- Task prompt: Print all records exactly, leaving nothing out.

- Input for this task:
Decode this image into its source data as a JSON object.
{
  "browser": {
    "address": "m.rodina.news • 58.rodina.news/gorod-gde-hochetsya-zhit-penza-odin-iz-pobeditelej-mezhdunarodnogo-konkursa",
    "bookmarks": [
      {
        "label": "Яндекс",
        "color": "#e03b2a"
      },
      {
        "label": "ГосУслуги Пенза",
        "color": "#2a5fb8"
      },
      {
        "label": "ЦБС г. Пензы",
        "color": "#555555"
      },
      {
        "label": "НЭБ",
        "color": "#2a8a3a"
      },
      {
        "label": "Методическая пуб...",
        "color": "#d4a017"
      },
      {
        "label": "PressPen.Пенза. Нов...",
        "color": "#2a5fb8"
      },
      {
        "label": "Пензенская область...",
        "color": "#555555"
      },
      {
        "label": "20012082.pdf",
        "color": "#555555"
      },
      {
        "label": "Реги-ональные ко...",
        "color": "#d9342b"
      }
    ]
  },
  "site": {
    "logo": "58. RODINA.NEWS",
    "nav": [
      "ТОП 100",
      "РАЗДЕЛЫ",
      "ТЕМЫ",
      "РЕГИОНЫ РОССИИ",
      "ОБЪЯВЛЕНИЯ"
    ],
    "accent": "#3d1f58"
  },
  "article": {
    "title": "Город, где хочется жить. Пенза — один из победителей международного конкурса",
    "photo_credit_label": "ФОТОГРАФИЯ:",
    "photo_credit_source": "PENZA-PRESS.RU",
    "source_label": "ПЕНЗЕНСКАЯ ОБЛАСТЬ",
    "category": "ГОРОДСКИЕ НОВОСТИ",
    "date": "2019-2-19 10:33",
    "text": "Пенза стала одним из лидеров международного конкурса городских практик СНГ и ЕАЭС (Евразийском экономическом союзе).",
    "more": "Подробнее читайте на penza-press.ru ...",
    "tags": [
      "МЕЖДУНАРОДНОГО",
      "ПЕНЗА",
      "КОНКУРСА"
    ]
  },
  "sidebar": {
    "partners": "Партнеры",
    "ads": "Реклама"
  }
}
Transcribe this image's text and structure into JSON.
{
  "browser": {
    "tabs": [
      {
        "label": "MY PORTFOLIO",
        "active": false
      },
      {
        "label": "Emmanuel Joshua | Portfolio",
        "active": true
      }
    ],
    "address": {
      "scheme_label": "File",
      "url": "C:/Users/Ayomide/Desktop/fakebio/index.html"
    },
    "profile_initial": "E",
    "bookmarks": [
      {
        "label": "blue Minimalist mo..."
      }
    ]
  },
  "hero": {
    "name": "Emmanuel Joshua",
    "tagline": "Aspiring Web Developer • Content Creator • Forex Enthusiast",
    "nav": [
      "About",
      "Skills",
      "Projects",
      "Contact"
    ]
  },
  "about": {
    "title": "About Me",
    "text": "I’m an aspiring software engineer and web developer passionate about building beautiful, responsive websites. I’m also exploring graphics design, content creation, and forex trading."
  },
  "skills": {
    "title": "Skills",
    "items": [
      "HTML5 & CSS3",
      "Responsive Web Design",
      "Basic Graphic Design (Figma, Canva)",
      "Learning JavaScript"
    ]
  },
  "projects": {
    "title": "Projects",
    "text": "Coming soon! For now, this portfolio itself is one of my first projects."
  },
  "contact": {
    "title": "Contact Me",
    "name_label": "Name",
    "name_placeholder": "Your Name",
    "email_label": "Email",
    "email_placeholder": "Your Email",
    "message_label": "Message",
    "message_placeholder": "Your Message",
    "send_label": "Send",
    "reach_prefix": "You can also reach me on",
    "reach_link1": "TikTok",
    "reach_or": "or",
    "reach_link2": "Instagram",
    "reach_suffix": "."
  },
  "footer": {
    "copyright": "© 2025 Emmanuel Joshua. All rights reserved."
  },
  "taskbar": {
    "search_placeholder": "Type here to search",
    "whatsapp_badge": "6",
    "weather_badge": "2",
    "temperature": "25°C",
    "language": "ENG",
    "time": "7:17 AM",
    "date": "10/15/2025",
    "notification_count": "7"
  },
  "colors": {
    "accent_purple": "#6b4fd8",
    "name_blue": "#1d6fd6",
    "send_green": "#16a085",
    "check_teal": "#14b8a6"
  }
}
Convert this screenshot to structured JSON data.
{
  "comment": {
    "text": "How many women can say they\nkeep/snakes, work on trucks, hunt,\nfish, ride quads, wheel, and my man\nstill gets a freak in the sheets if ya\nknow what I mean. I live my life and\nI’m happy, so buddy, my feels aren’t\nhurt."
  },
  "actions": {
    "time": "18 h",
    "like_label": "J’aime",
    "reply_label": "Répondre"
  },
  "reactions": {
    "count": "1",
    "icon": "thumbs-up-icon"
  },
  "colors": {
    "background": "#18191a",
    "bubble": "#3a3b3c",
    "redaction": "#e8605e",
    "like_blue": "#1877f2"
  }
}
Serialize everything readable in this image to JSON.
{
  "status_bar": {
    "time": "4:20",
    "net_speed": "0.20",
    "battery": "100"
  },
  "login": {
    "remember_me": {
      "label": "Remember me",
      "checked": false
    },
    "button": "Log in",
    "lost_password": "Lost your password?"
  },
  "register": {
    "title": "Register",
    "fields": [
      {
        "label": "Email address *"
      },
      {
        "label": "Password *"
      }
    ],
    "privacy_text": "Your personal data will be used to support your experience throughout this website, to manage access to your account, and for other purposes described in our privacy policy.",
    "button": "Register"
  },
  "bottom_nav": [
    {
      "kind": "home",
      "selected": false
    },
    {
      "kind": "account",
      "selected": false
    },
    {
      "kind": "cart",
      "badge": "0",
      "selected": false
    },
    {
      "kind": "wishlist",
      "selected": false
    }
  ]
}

- Result:
Decode this image into its source data as a JSON object.
{
  "browser": {
    "address": "m.rodina.news • 58.rodina.news/gorod-gde-hochetsya-zhit-penza-odin-iz-pobeditelej-mezhdunarodnogo-konkursa",
    "bookmarks": [
      {
        "label": "Яндекс",
        "color": "#e03b2a"
      },
      {
        "label": "ГосУслуги Пенза",
        "color": "#2a5fb8"
      },
      {
        "label": "ЦБС г. Пензы",
        "color": "#555555"
      },
      {
        "label": "НЭБ",
        "color": "#2a8a3a"
      },
      {
        "label": "Методическая пуб...",
        "color": "#d4a017"
      },
      {
        "label": "PressPen.Пенза. Нов...",
        "color": "#2a5fb8"
      },
      {
        "label": "Пензенская область...",
        "color": "#555555"
      },
      {
        "label": "20012082.pdf",
        "color": "#555555"
      },
      {
        "label": "Реги-ональные ко...",
        "color": "#d9342b"
      }
    ]
  },
  "site": {
    "logo": "58. RODINA.NEWS",
    "nav": [
      "ТОП 100",
      "РАЗДЕЛЫ",
      "ТЕМЫ",
      "РЕГИОНЫ РОССИИ",
      "ОБЪЯВЛЕНИЯ"
    ],
    "accent": "#3d1f58"
  },
  "article": {
    "title": "Город, где хочется жить. Пенза — один из победителей международного конкурса",
    "photo_credit_label": "ФОТОГРАФИЯ:",
    "photo_credit_source": "PENZA-PRESS.RU",
    "source_label": "ПЕНЗЕНСКАЯ ОБЛАСТЬ",
    "category": "ГОРОДСКИЕ НОВОСТИ",
    "date": "2019-2-19 10:33",
    "text": "Пенза стала одним из лидеров международного конкурса городских практик СНГ и ЕАЭС (Евразийском экономическом союзе).",
    "more": "Подробнее читайте на penza-press.ru ...",
    "tags": [
      "МЕЖДУНАРОДНОГО",
      "ПЕНЗА",
      "КОНКУРСА"
    ]
  },
  "sidebar": {
    "partners": "Партнеры",
    "ads": "Реклама"
  }
}
Transcribe this image's text and structure into JSON.
{
  "browser": {
    "tabs": [
      {
        "label": "MY PORTFOLIO",
        "active": false
      },
      {
        "label": "Emmanuel Joshua | Portfolio",
        "active": true
      }
    ],
    "address": {
      "scheme_label": "File",
      "url": "C:/Users/Ayomide/Desktop/fakebio/index.html"
    },
    "profile_initial": "E",
    "bookmarks": [
      {
        "label": "blue Minimalist mo..."
      }
    ]
  },
  "hero": {
    "name": "Emmanuel Joshua",
    "tagline": "Aspiring Web Developer • Content Creator • Forex Enthusiast",
    "nav": [
      "About",
      "Skills",
      "Projects",
      "Contact"
    ]
  },
  "about": {
    "title": "About Me",
    "text": "I’m an aspiring software engineer and web developer passionate about building beautiful, responsive websites. I’m also exploring graphics design, content creation, and forex trading."
  },
  "skills": {
    "title": "Skills",
    "items": [
      "HTML5 & CSS3",
      "Responsive Web Design",
      "Basic Graphic Design (Figma, Canva)",
      "Learning JavaScript"
    ]
  },
  "projects": {
    "title": "Projects",
    "text": "Coming soon! For now, this portfolio itself is one of my first projects."
  },
  "contact": {
    "title": "Contact Me",
    "name_label": "Name",
    "name_placeholder": "Your Name",
    "email_label": "Email",
    "email_placeholder": "Your Email",
    "message_label": "Message",
    "message_placeholder": "Your Message",
    "send_label": "Send",
    "reach_prefix": "You can also reach me on",
    "reach_link1": "TikTok",
    "reach_or": "or",
    "reach_link2": "Instagram",
    "reach_suffix": "."
  },
  "footer": {
    "copyright": "© 2025 Emmanuel Joshua. All rights reserved."
  },
  "taskbar": {
    "search_placeholder": "Type here to search",
    "whatsapp_badge": "6",
    "weather_badge": "2",
    "temperature": "25°C",
    "language": "ENG",
    "time": "7:17 AM",
    "date": "10/15/2025",
    "notification_count": "7"
  },
  "colors": {
    "accent_purple": "#6b4fd8",
    "name_blue": "#1d6fd6",
    "send_green": "#16a085",
    "check_teal": "#14b8a6"
  }
}
Convert this screenshot to structured JSON data.
{
  "comment": {
    "text": "How many women can say they\nkeep/snakes, work on trucks, hunt,\nfish, ride quads, wheel, and my man\nstill gets a freak in the sheets if ya\nknow what I mean. I live my life and\nI’m happy, so buddy, my feels aren’t\nhurt."
  },
  "actions": {
    "time": "18 h",
    "like_label": "J’aime",
    "reply_label": "Répondre"
  },
  "reactions": {
    "count": "1",
    "icon": "thumbs-up-icon"
  },
  "colors": {
    "background": "#18191a",
    "bubble": "#3a3b3c",
    "redaction": "#e8605e",
    "like_blue": "#1877f2"
  }
}
Serialize everything readable in this image to JSON.
{
  "status_bar": {
    "time": "4:20",
    "net_speed": "0.20",
    "battery": "100"
  },
  "login": {
    "remember_me": {
      "label": "Remember me",
      "checked": false
    },
    "button": "Log in",
    "lost_password": "Lost your password?"
  },
  "register": {
    "title": "Register",
    "fields": [
      {
        "label": "Email address *"
      },
      {
        "label": "Password *"
      }
    ],
    "privacy_text": "Your personal data will be used to support your experience throughout this website, to manage access to your account, and for other purposes described in our privacy policy.",
    "button": "Register"
  },
  "bottom_nav": [
    {
      "kind": "home",
      "selected": false
    },
    {
      "kind": "account",
      "selected": false
    },
    {
      "kind": "cart",
      "badge": "0",
      "selected": false
    },
    {
      "kind": "wishlist",
      "selected": false
    }
  ]
}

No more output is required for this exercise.